Abbott’s booby was first described from a specimen collected near Madagascar in the 1800s, but populations declined and it now breeds exclusively on Christmas Island. Abbott’s booby was listed as Critically Endangered by the IUCN Red List in 2000 but with the protection of critical nesting habitats their listing was downgraded to Endangered in 2005 (Birdlife International 2016).

PRL acknowledges the importance of this species, and are committed to ensuring that mining does not negatively impact this species. PRL has a strict policy commitment to ensure mining does not result in loss or damage to Abbott’s booby nest trees. We are also committed to minimising any potential indirect impacts of mining on this species. Historically this has not been the case, with the former Government-owned Phosphate Company clearing extensive areas in the centre of the Island in the 1960s and 1970s resulting in loss of important breeding habitat.

The population appears to have stabilised since the establishment of the Christmas Island National Park in 1980, and habitat loss due to clearing is no longer considered a threat to the species (Yorkston and Green 1997, Birdlife International 2016, Department of the Environment and Heritage 2004). A conservation levy generated by present day mining is now used to rehabilitate historic mining areas which occurred in Abbott’s booby habitat.

Studies from the early 1900s indicate that Abbott’s booby has probably always nested principally in the west and south west of the Island (Reville, et al. 1990, Yorkston and Green 1997) within what is now the Christmas Island National Park. Island Wide Survey records indicate that 91% of recent Abbott’s booby records are protected within the National Park, with the remainder mostly occurring in Unallocated Crown Land (Department of National Parks 2016). Few Abbott’s boobies have been recorded in PRL mining tenements, which have all been cleared by previous mining companies and generally lack mature canopy trees suitable for nesting.


Though graceful in the air, the Abbott’s booby is clumsy on land and finds it difficult to regain the air after landing. In calm conditions Nelson (1971) observed that Abbott’s boobies may fall 30 feet (9.1 m) or more after taking off, and their choice of habitat is probably due largely to the need for safe entry and departure from nesting trees.

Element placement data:
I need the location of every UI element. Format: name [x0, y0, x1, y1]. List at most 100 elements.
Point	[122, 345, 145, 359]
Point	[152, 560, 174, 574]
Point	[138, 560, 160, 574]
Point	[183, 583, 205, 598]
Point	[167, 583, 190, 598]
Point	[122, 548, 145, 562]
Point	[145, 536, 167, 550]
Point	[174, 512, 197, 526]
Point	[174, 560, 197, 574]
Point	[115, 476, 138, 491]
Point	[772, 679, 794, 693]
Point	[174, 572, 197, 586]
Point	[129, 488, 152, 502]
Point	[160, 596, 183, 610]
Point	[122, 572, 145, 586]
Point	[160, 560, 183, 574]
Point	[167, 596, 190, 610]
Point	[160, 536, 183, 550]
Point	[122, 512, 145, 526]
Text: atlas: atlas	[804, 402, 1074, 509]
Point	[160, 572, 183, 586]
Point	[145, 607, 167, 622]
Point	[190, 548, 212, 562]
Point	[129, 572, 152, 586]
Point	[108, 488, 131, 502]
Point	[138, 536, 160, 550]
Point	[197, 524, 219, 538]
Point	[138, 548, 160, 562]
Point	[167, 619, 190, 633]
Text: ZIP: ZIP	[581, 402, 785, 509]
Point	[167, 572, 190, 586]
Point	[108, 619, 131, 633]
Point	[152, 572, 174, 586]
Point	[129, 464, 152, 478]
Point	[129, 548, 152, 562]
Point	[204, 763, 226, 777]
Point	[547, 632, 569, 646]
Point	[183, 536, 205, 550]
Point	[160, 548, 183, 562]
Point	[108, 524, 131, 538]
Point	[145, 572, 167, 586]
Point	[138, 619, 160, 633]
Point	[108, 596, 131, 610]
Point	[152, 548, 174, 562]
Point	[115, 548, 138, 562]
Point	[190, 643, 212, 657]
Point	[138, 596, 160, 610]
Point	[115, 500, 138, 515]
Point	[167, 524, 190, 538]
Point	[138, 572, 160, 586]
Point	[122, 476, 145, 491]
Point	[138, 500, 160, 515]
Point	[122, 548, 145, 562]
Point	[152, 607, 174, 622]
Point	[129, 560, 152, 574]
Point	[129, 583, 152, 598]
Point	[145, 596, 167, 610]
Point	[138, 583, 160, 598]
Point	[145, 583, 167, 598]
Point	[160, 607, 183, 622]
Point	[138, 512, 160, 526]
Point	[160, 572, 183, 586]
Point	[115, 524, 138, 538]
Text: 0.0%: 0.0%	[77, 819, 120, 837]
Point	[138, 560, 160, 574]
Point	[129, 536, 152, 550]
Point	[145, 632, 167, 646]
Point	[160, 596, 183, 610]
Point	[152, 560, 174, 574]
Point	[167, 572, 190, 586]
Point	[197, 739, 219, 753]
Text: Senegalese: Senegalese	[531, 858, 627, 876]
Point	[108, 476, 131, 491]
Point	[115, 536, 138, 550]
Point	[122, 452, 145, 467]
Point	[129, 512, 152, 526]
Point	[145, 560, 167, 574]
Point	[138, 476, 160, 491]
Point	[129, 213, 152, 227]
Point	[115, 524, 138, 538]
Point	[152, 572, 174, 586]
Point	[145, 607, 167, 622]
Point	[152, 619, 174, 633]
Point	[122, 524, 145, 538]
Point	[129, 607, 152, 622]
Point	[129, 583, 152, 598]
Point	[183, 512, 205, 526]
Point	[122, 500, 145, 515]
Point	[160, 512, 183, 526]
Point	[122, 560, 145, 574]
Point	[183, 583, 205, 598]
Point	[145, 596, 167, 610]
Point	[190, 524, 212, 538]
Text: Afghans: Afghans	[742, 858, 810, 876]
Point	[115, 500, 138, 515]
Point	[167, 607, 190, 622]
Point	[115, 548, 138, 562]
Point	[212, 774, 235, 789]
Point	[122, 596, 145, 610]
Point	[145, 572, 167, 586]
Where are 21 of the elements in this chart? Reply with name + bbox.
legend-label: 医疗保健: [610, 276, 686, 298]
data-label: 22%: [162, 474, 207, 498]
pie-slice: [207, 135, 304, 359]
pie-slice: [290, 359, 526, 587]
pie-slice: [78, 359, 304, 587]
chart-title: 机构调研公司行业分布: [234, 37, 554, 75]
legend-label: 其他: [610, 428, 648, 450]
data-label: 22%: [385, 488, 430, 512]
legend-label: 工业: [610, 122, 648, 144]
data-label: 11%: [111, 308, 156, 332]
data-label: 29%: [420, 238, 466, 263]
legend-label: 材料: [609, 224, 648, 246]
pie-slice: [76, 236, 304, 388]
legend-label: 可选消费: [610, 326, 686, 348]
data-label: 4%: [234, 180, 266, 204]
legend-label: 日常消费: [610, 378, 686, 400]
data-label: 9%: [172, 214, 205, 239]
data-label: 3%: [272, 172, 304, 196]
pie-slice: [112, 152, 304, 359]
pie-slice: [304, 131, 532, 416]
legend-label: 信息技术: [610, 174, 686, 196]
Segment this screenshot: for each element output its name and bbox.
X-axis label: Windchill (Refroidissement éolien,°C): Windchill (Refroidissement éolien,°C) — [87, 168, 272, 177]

### What this exercise asks
a – According to the passage on Abbott's booby, in what year was the species' listing downgraded from Critically Endangered to Endangered?
b – List every distinct source cited in parentheses or by name with a year in the passage on Abbott's booby.
c – Carry on the passage on Abbott's booby from its final sentence.

### Answers to the problems
a – 2005

b – Birdlife International 2016; Yorkston and Green 1997; Department of the Environment and Heritage 2004; Reville, et al. 1990; Department of National Parks 2016; Nelson (1971)

c –
Abbott’s booby nests almost exclusively in emergent canopy trees, preferring nest sites with a clear area below, from which it can take off on the leeward side. Christmas Island receives south-easterly trade winds for much of the year (Yorkston and Green 1997, Bureau of Meteorology 2017) so most nests occur on the protected north-western side of trees in areas of uneven canopy, where emergent trees, clearings or topography allow easy take offs. This often includes nests on the eastern side of clearings and roads which provide an edge that the boobies can launch into.

Naturally, wind and turbulence affects Abbott’s booby’s ability to access nest trees. Fledglings making their first flight attempt are particularly vulnerable as a failed attempt will cause them to fall between the trees where there is little prospect of regaining the canopy and nowhere to launch from. Affected fledglings typically starve to death or are eaten by robber crabs (Reville, et al. 1990). For this reason, wind gusts and eddies caused by turbulence can impact upon breeding success. Cyclones are also a significant threat to Abbott’s boobies, with a severe storm in 1988 causing the deaths of a third of monitored fledglings (Reville, et al. 1990).


Figure 1. An Abbott’s booby which was rescued from the ground in the rainforest.

Clearing of forest downwind of clearings can create additional turbulence which may affect birds accessing nesting trees. Wind tunnel studies and observations of bird nesting behaviour and success have demonstrated that this effect is dependent on canopy height (typically around 30 m), with the downwind area of effect being ten times the average canopy height. The most vulnerable area is from five to ten canopy heights from the edge of the clearing (Raupach, et al. 1987). Clearings of less than 50 m width, such as those made for roads or exploration, do not seem to cause turbulence (Raupach, et al. 1987, Reville, et al. 1990). Planting of wind breaks up wind of the boundary of clearing areas has been suggested as a mitigation measure to ameliorate the effect of forest clearing (Raupach, et al. 1987, Reville, et al. 1990).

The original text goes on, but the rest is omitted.